### [Stated exercise]
Output every entry exactly as written, but omit the pictures.

[Figure dataset records]

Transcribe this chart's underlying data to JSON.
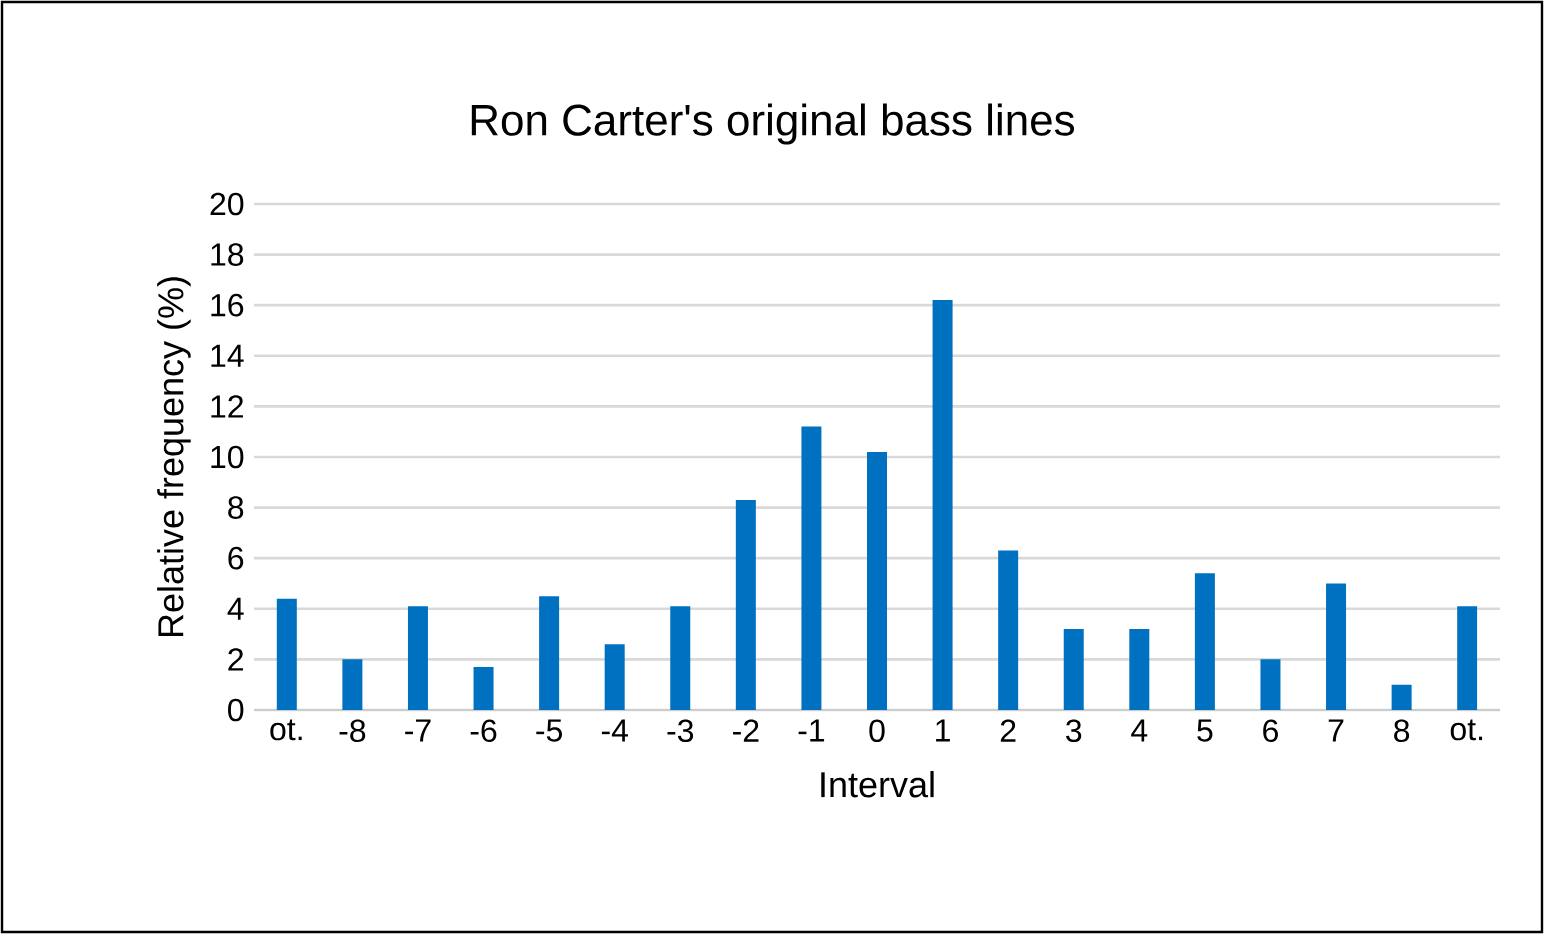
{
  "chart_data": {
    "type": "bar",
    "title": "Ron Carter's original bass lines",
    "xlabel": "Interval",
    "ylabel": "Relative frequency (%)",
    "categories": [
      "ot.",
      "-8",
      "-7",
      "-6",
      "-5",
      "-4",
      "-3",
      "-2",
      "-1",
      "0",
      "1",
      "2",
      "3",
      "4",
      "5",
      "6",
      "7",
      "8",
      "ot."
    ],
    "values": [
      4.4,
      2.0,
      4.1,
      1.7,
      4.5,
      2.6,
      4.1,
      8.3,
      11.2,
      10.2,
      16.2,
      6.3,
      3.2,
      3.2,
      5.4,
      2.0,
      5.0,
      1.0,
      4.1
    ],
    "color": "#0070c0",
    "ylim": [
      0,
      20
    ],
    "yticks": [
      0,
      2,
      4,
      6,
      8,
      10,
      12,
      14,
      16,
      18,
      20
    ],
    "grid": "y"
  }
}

### [Exercise answer]
Transcribe this chart's underlying data to JSON.
{
  "chart_data": {
    "type": "bar",
    "title": "Ron Carter's original bass lines",
    "xlabel": "Interval",
    "ylabel": "Relative frequency (%)",
    "categories": [
      "ot.",
      "-8",
      "-7",
      "-6",
      "-5",
      "-4",
      "-3",
      "-2",
      "-1",
      "0",
      "1",
      "2",
      "3",
      "4",
      "5",
      "6",
      "7",
      "8",
      "ot."
    ],
    "values": [
      4.4,
      2.0,
      4.1,
      1.7,
      4.5,
      2.6,
      4.1,
      8.3,
      11.2,
      10.2,
      16.2,
      6.3,
      3.2,
      3.2,
      5.4,
      2.0,
      5.0,
      1.0,
      4.1
    ],
    "color": "#0070c0",
    "ylim": [
      0,
      20
    ],
    "yticks": [
      0,
      2,
      4,
      6,
      8,
      10,
      12,
      14,
      16,
      18,
      20
    ],
    "grid": "y"
  }
}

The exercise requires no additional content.